→ TASK TO COMPLETE
Could you rewrite the records below, replacing each "data-label" with "value-label" and leaving everything else unchanged?

----------------

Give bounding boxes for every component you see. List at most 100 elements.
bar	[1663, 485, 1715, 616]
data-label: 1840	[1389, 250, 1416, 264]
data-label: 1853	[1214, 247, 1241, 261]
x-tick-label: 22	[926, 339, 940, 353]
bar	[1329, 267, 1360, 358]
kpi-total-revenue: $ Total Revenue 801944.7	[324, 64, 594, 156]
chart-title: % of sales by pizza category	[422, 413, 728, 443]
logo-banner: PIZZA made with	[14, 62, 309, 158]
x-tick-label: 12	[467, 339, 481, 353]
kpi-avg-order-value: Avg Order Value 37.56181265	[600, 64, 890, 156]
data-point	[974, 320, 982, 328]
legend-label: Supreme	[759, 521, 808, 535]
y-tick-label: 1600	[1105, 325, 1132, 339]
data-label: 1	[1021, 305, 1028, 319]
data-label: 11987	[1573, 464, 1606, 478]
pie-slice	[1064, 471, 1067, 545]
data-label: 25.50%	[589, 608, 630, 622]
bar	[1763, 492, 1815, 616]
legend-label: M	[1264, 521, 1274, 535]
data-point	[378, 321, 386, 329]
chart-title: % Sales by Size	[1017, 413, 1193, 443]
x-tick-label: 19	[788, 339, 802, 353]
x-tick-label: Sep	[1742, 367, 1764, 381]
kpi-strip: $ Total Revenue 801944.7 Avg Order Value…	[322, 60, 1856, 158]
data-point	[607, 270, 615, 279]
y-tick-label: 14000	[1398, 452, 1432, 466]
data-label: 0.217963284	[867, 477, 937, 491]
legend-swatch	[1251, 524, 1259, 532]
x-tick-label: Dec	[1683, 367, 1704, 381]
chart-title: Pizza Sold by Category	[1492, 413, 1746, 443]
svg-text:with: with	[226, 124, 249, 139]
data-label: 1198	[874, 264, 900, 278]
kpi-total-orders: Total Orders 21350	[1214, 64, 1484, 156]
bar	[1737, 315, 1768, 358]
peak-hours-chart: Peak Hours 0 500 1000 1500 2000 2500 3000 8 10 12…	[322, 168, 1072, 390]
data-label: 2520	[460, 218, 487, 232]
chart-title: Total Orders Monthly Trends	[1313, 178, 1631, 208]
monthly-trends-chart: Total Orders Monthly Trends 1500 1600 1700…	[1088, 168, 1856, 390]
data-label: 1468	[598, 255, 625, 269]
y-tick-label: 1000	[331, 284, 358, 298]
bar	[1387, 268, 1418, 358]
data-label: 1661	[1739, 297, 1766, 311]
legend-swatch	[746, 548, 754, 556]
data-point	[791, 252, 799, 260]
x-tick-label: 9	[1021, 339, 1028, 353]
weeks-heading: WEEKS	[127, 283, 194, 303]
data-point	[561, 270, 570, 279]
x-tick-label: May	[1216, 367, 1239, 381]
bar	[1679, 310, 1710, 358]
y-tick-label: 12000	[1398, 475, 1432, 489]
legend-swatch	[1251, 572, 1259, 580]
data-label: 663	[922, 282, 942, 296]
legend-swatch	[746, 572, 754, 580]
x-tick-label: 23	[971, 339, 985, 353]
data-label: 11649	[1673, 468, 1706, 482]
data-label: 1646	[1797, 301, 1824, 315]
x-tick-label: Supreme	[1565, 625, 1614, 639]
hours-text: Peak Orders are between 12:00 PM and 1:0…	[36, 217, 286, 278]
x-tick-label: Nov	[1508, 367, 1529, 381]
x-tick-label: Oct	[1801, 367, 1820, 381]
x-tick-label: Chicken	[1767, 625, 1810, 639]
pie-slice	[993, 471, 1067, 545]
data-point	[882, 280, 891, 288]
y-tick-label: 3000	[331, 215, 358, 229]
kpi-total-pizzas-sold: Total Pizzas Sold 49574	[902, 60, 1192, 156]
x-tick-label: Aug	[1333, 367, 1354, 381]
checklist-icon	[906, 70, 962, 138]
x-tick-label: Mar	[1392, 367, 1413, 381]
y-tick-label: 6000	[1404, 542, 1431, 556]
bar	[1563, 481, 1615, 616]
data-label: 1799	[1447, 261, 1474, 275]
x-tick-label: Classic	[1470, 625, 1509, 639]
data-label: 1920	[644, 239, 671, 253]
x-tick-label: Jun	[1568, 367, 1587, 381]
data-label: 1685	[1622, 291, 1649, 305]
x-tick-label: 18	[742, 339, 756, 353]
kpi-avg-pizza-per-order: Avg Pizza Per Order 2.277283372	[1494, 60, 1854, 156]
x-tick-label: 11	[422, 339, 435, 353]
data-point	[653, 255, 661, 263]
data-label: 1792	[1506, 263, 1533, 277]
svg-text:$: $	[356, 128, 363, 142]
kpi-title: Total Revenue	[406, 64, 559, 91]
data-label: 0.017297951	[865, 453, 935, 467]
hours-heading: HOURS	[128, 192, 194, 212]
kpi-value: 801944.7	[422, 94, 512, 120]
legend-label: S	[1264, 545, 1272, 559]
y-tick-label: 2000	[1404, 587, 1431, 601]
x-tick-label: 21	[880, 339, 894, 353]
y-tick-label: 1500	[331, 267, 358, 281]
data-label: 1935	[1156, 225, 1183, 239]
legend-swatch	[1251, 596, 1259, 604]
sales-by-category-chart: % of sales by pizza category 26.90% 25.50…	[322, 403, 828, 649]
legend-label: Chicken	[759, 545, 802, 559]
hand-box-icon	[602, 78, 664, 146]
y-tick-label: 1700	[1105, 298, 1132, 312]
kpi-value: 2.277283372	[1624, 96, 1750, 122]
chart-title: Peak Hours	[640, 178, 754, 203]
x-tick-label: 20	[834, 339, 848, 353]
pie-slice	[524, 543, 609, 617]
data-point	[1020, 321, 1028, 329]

----------------

→ ANSWER TO THIS TASK
Give bounding boxes for every component you see. List at most 100 elements.
bar	[1663, 485, 1715, 616]
value-label: 1840	[1389, 250, 1416, 264]
value-label: 1853	[1214, 247, 1241, 261]
x-tick-label: 22	[926, 339, 940, 353]
bar	[1329, 267, 1360, 358]
kpi-total-revenue: $ Total Revenue 801944.7	[324, 64, 594, 156]
chart-title: % of sales by pizza category	[422, 413, 728, 443]
logo-banner: PIZZA made with	[14, 62, 309, 158]
x-tick-label: 12	[467, 339, 481, 353]
kpi-avg-order-value: Avg Order Value 37.56181265	[600, 64, 890, 156]
data-point	[974, 320, 982, 328]
legend-label: Supreme	[759, 521, 808, 535]
y-tick-label: 1600	[1105, 325, 1132, 339]
value-label: 1	[1021, 305, 1028, 319]
value-label: 11987	[1573, 464, 1606, 478]
pie-slice	[1064, 471, 1067, 545]
value-label: 25.50%	[589, 608, 630, 622]
bar	[1763, 492, 1815, 616]
legend-label: M	[1264, 521, 1274, 535]
data-point	[378, 321, 386, 329]
chart-title: % Sales by Size	[1017, 413, 1193, 443]
x-tick-label: 19	[788, 339, 802, 353]
x-tick-label: Sep	[1742, 367, 1764, 381]
kpi-strip: $ Total Revenue 801944.7 Avg Order Value…	[322, 60, 1856, 158]
data-point	[607, 270, 615, 279]
y-tick-label: 14000	[1398, 452, 1432, 466]
value-label: 0.217963284	[867, 477, 937, 491]
legend-swatch	[1251, 524, 1259, 532]
x-tick-label: Dec	[1683, 367, 1704, 381]
chart-title: Pizza Sold by Category	[1492, 413, 1746, 443]
svg-text:with: with	[226, 124, 249, 139]
value-label: 1198	[874, 264, 900, 278]
kpi-total-orders: Total Orders 21350	[1214, 64, 1484, 156]
bar	[1737, 315, 1768, 358]
peak-hours-chart: Peak Hours 0 500 1000 1500 2000 2500 3000 8 10 12…	[322, 168, 1072, 390]
value-label: 2520	[460, 218, 487, 232]
chart-title: Total Orders Monthly Trends	[1313, 178, 1631, 208]
monthly-trends-chart: Total Orders Monthly Trends 1500 1600 1700…	[1088, 168, 1856, 390]
value-label: 1468	[598, 255, 625, 269]
y-tick-label: 1000	[331, 284, 358, 298]
bar	[1387, 268, 1418, 358]
value-label: 1661	[1739, 297, 1766, 311]
legend-swatch	[746, 548, 754, 556]
data-point	[791, 252, 799, 260]
x-tick-label: 9	[1021, 339, 1028, 353]
weeks-heading: WEEKS	[127, 283, 194, 303]
data-point	[561, 270, 570, 279]
x-tick-label: May	[1216, 367, 1239, 381]
bar	[1679, 310, 1710, 358]
y-tick-label: 12000	[1398, 475, 1432, 489]
legend-swatch	[1251, 572, 1259, 580]
value-label: 663	[922, 282, 942, 296]
legend-swatch	[746, 572, 754, 580]
x-tick-label: 23	[971, 339, 985, 353]
value-label: 11649	[1673, 468, 1706, 482]
value-label: 1646	[1797, 301, 1824, 315]
x-tick-label: Supreme	[1565, 625, 1614, 639]
hours-text: Peak Orders are between 12:00 PM and 1:0…	[36, 217, 286, 278]
x-tick-label: Nov	[1508, 367, 1529, 381]
x-tick-label: Oct	[1801, 367, 1820, 381]
x-tick-label: Chicken	[1767, 625, 1810, 639]
pie-slice	[993, 471, 1067, 545]
data-point	[882, 280, 891, 288]
y-tick-label: 3000	[331, 215, 358, 229]
kpi-total-pizzas-sold: Total Pizzas Sold 49574	[902, 60, 1192, 156]
x-tick-label: Aug	[1333, 367, 1354, 381]
checklist-icon	[906, 70, 962, 138]
x-tick-label: Mar	[1392, 367, 1413, 381]
y-tick-label: 6000	[1404, 542, 1431, 556]
bar	[1563, 481, 1615, 616]
value-label: 1799	[1447, 261, 1474, 275]
x-tick-label: Classic	[1470, 625, 1509, 639]
value-label: 1920	[644, 239, 671, 253]
x-tick-label: Jun	[1568, 367, 1587, 381]
value-label: 1685	[1622, 291, 1649, 305]
x-tick-label: 18	[742, 339, 756, 353]
kpi-avg-pizza-per-order: Avg Pizza Per Order 2.277283372	[1494, 60, 1854, 156]
x-tick-label: 11	[422, 339, 435, 353]
data-point	[653, 255, 661, 263]
value-label: 1792	[1506, 263, 1533, 277]
svg-text:$: $	[356, 128, 363, 142]
kpi-title: Total Revenue	[406, 64, 559, 91]
value-label: 0.017297951	[865, 453, 935, 467]
hours-heading: HOURS	[128, 192, 194, 212]
kpi-value: 801944.7	[422, 94, 512, 120]
legend-label: S	[1264, 545, 1272, 559]
y-tick-label: 2000	[1404, 587, 1431, 601]
x-tick-label: 21	[880, 339, 894, 353]
y-tick-label: 1500	[331, 267, 358, 281]
value-label: 1935	[1156, 225, 1183, 239]
legend-swatch	[1251, 596, 1259, 604]
sales-by-category-chart: % of sales by pizza category 26.90% 25.50…	[322, 403, 828, 649]
legend-label: Chicken	[759, 545, 802, 559]
hand-box-icon	[602, 78, 664, 146]
y-tick-label: 1700	[1105, 298, 1132, 312]
kpi-value: 2.277283372	[1624, 96, 1750, 122]
chart-title: Peak Hours	[640, 178, 754, 203]
x-tick-label: 20	[834, 339, 848, 353]
pie-slice	[524, 543, 609, 617]
data-point	[1020, 321, 1028, 329]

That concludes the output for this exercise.